[PROVIDED INFORMATION]
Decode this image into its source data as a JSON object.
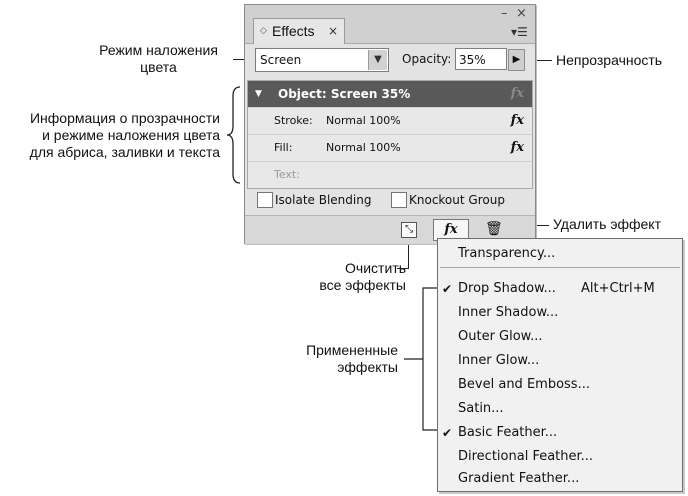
{
  "callouts": {
    "blend_mode": [
      "Режим наложения",
      "цвета"
    ],
    "opacity": "Непрозрачность",
    "info": [
      "Информация о прозрачности",
      "и режиме наложения цвета",
      "для абриса, заливки и текста"
    ],
    "delete_effect": "Удалить эффект",
    "clear_effects": [
      "Очистить",
      "все эффекты"
    ],
    "applied_effects": [
      "Примененные",
      "эффекты"
    ]
  },
  "panel": {
    "tab_title": "Effects",
    "tab_close": "×",
    "minimize": "–",
    "close": "×",
    "menu_icon": "▾☰",
    "blend_mode_value": "Screen",
    "opacity_label": "Opacity:",
    "opacity_value": "35%",
    "rows": [
      {
        "name": "Object: Screen 35%",
        "mode": ""
      },
      {
        "name": "Stroke:",
        "mode": "Normal 100%"
      },
      {
        "name": "Fill:",
        "mode": "Normal 100%"
      },
      {
        "name": "Text:",
        "mode": ""
      }
    ],
    "fx_glyph": "fx",
    "isolate_blending": "Isolate Blending",
    "knockout_group": "Knockout Group",
    "fx_button": "fx",
    "clear_glyph": "⤡",
    "trash_glyph": "🗑"
  },
  "menu": {
    "check": "✔",
    "items": [
      {
        "label": "Transparency...",
        "checked": false
      },
      {
        "label": "Drop Shadow...",
        "checked": true,
        "shortcut": "Alt+Ctrl+M"
      },
      {
        "label": "Inner Shadow...",
        "checked": false
      },
      {
        "label": "Outer Glow...",
        "checked": false
      },
      {
        "label": "Inner Glow...",
        "checked": false
      },
      {
        "label": "Bevel and Emboss...",
        "checked": false
      },
      {
        "label": "Satin...",
        "checked": false
      },
      {
        "label": "Basic Feather...",
        "checked": true
      },
      {
        "label": "Directional Feather...",
        "checked": false
      },
      {
        "label": "Gradient Feather...",
        "checked": false
      }
    ]
  }
}
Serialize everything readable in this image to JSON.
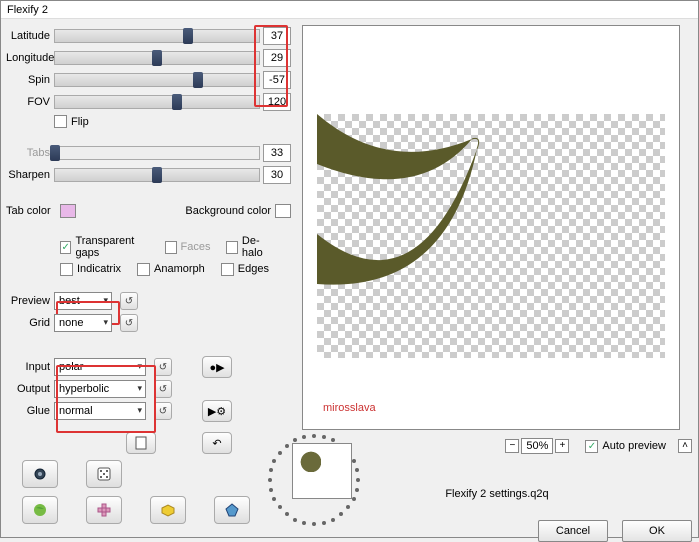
{
  "title": "Flexify 2",
  "sliders": {
    "latitude": {
      "label": "Latitude",
      "value": "37",
      "pos": "65%"
    },
    "longitude": {
      "label": "Longitude",
      "value": "29",
      "pos": "50%"
    },
    "spin": {
      "label": "Spin",
      "value": "-57",
      "pos": "70%"
    },
    "fov": {
      "label": "FOV",
      "value": "120",
      "pos": "60%"
    },
    "tabs": {
      "label": "Tabs",
      "value": "33",
      "pos": "0%"
    },
    "sharpen": {
      "label": "Sharpen",
      "value": "30",
      "pos": "50%"
    }
  },
  "flip": "Flip",
  "tabcolor": "Tab color",
  "bgcolor": "Background color",
  "checks": {
    "tg": "Transparent gaps",
    "faces": "Faces",
    "dehalo": "De-halo",
    "ind": "Indicatrix",
    "ana": "Anamorph",
    "edges": "Edges"
  },
  "preview_lbl": "Preview",
  "preview_val": "best",
  "grid_lbl": "Grid",
  "grid_val": "none",
  "input_lbl": "Input",
  "input_val": "polar",
  "output_lbl": "Output",
  "output_val": "hyperbolic",
  "glue_lbl": "Glue",
  "glue_val": "normal",
  "zoom": "50%",
  "autoprev": "Auto preview",
  "settings": "Flexify 2 settings.q2q",
  "sig": "mirosslava",
  "cancel": "Cancel",
  "ok": "OK",
  "colors": {
    "tab": "#e8b8e8",
    "bg": "#ffffff"
  }
}
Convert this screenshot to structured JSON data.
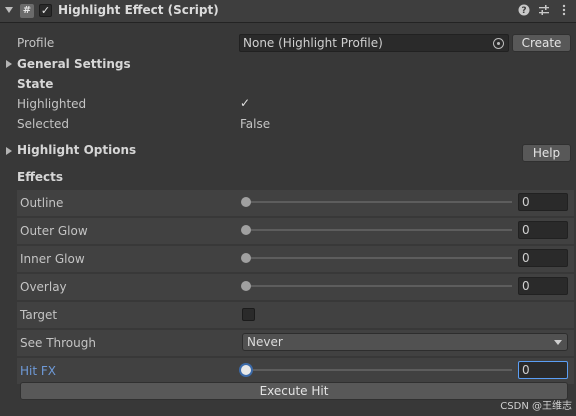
{
  "component": {
    "title": "Highlight Effect (Script)",
    "script_icon": "#",
    "enabled_mark": "✓"
  },
  "profile": {
    "label": "Profile",
    "value": "None (Highlight Profile)",
    "create_label": "Create"
  },
  "general_settings": {
    "label": "General Settings"
  },
  "state": {
    "label": "State",
    "highlighted_label": "Highlighted",
    "highlighted_check": "✓",
    "selected_label": "Selected",
    "selected_value": "False"
  },
  "highlight_options": {
    "label": "Highlight Options",
    "help_label": "Help"
  },
  "effects": {
    "label": "Effects",
    "rows": [
      {
        "label": "Outline",
        "value": "0"
      },
      {
        "label": "Outer Glow",
        "value": "0"
      },
      {
        "label": "Inner Glow",
        "value": "0"
      },
      {
        "label": "Overlay",
        "value": "0"
      }
    ],
    "target_label": "Target",
    "see_through_label": "See Through",
    "see_through_value": "Never",
    "hit_fx_label": "Hit FX",
    "hit_fx_value": "0",
    "execute_hit_label": "Execute Hit"
  },
  "watermark": "CSDN @王维志",
  "colors": {
    "background": "#383838",
    "row": "#414141",
    "accent_blue": "#5b9ef4",
    "hit_fx_label": "#6e9ad8"
  }
}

[GIVEN PROBLEM]
Write out again every line above exactly as given; the pictures do not belong in the copy.

[SOLVED PROBLEM]
Decode this image into its source data as a JSON object.
{
  "callouts": {
    "blend_mode": [
      "Режим наложения",
      "цвета"
    ],
    "opacity": "Непрозрачность",
    "info": [
      "Информация о прозрачности",
      "и режиме наложения цвета",
      "для абриса, заливки и текста"
    ],
    "delete_effect": "Удалить эффект",
    "clear_effects": [
      "Очистить",
      "все эффекты"
    ],
    "applied_effects": [
      "Примененные",
      "эффекты"
    ]
  },
  "panel": {
    "tab_title": "Effects",
    "tab_close": "×",
    "minimize": "–",
    "close": "×",
    "menu_icon": "▾☰",
    "blend_mode_value": "Screen",
    "opacity_label": "Opacity:",
    "opacity_value": "35%",
    "rows": [
      {
        "name": "Object: Screen 35%",
        "mode": ""
      },
      {
        "name": "Stroke:",
        "mode": "Normal 100%"
      },
      {
        "name": "Fill:",
        "mode": "Normal 100%"
      },
      {
        "name": "Text:",
        "mode": ""
      }
    ],
    "fx_glyph": "fx",
    "isolate_blending": "Isolate Blending",
    "knockout_group": "Knockout Group",
    "fx_button": "fx",
    "clear_glyph": "⤡",
    "trash_glyph": "🗑"
  },
  "menu": {
    "check": "✔",
    "items": [
      {
        "label": "Transparency...",
        "checked": false
      },
      {
        "label": "Drop Shadow...",
        "checked": true,
        "shortcut": "Alt+Ctrl+M"
      },
      {
        "label": "Inner Shadow...",
        "checked": false
      },
      {
        "label": "Outer Glow...",
        "checked": false
      },
      {
        "label": "Inner Glow...",
        "checked": false
      },
      {
        "label": "Bevel and Emboss...",
        "checked": false
      },
      {
        "label": "Satin...",
        "checked": false
      },
      {
        "label": "Basic Feather...",
        "checked": true
      },
      {
        "label": "Directional Feather...",
        "checked": false
      },
      {
        "label": "Gradient Feather...",
        "checked": false
      }
    ]
  }
}
Serialize everything readable in this image to JSON.
{
  "title": "Flexify 2",
  "sliders": {
    "latitude": {
      "label": "Latitude",
      "value": "37",
      "pos": "65%"
    },
    "longitude": {
      "label": "Longitude",
      "value": "29",
      "pos": "50%"
    },
    "spin": {
      "label": "Spin",
      "value": "-57",
      "pos": "70%"
    },
    "fov": {
      "label": "FOV",
      "value": "120",
      "pos": "60%"
    },
    "tabs": {
      "label": "Tabs",
      "value": "33",
      "pos": "0%"
    },
    "sharpen": {
      "label": "Sharpen",
      "value": "30",
      "pos": "50%"
    }
  },
  "flip": "Flip",
  "tabcolor": "Tab color",
  "bgcolor": "Background color",
  "checks": {
    "tg": "Transparent gaps",
    "faces": "Faces",
    "dehalo": "De-halo",
    "ind": "Indicatrix",
    "ana": "Anamorph",
    "edges": "Edges"
  },
  "preview_lbl": "Preview",
  "preview_val": "best",
  "grid_lbl": "Grid",
  "grid_val": "none",
  "input_lbl": "Input",
  "input_val": "polar",
  "output_lbl": "Output",
  "output_val": "hyperbolic",
  "glue_lbl": "Glue",
  "glue_val": "normal",
  "zoom": "50%",
  "autoprev": "Auto preview",
  "settings": "Flexify 2 settings.q2q",
  "sig": "mirosslava",
  "cancel": "Cancel",
  "ok": "OK",
  "colors": {
    "tab": "#e8b8e8",
    "bg": "#ffffff"
  }
}
Convert this screenshot to structured JSON data.
{
  "component": {
    "title": "Highlight Effect (Script)",
    "script_icon": "#",
    "enabled_mark": "✓"
  },
  "profile": {
    "label": "Profile",
    "value": "None (Highlight Profile)",
    "create_label": "Create"
  },
  "general_settings": {
    "label": "General Settings"
  },
  "state": {
    "label": "State",
    "highlighted_label": "Highlighted",
    "highlighted_check": "✓",
    "selected_label": "Selected",
    "selected_value": "False"
  },
  "highlight_options": {
    "label": "Highlight Options",
    "help_label": "Help"
  },
  "effects": {
    "label": "Effects",
    "rows": [
      {
        "label": "Outline",
        "value": "0"
      },
      {
        "label": "Outer Glow",
        "value": "0"
      },
      {
        "label": "Inner Glow",
        "value": "0"
      },
      {
        "label": "Overlay",
        "value": "0"
      }
    ],
    "target_label": "Target",
    "see_through_label": "See Through",
    "see_through_value": "Never",
    "hit_fx_label": "Hit FX",
    "hit_fx_value": "0",
    "execute_hit_label": "Execute Hit"
  },
  "watermark": "CSDN @王维志",
  "colors": {
    "background": "#383838",
    "row": "#414141",
    "accent_blue": "#5b9ef4",
    "hit_fx_label": "#6e9ad8"
  }
}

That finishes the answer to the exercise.